SHORT TASK
Tally the lines holding the word "icon" and state the count by itself.

AVAILABLE DATA
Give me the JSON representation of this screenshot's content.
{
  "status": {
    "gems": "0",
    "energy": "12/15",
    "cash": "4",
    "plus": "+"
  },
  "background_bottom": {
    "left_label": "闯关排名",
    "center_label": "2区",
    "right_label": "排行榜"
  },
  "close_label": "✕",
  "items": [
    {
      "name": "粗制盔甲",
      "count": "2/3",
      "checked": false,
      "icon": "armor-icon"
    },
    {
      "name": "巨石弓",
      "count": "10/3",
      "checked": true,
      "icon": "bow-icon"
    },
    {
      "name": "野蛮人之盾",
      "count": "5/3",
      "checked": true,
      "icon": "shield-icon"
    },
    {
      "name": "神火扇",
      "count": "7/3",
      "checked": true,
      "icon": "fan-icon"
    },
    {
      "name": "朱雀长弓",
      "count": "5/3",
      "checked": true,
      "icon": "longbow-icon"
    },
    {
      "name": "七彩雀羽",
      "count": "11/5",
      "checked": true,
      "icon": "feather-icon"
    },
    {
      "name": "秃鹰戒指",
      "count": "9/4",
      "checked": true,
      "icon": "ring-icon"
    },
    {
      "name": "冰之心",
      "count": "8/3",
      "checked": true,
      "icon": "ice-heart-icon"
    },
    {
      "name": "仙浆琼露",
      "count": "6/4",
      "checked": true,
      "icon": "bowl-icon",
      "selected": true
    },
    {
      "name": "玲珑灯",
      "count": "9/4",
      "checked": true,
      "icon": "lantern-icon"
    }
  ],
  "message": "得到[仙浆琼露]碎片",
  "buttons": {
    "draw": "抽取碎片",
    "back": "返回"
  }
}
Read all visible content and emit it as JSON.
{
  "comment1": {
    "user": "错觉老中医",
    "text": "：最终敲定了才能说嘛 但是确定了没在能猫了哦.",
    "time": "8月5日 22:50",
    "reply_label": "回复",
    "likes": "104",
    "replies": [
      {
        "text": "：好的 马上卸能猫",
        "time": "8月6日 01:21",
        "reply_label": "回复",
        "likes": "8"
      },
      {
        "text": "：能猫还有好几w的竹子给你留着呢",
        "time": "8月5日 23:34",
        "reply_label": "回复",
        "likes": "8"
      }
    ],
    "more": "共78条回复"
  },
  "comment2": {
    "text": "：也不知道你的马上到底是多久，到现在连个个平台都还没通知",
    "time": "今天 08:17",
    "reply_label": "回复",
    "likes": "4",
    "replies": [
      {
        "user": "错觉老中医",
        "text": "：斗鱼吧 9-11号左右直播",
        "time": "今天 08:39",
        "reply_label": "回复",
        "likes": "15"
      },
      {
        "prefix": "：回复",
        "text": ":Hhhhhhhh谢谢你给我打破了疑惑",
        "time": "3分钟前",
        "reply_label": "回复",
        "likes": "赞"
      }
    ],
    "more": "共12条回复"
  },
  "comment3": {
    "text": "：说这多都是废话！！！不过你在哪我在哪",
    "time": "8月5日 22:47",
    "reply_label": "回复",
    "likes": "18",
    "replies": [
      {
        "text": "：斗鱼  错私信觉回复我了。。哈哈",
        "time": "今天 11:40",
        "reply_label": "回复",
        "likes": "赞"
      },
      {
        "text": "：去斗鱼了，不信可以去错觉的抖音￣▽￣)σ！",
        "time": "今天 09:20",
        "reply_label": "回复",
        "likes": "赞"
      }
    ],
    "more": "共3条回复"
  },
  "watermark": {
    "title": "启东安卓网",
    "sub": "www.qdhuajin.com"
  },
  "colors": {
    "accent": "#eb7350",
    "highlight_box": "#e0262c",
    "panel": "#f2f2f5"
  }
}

TASK RESULT
10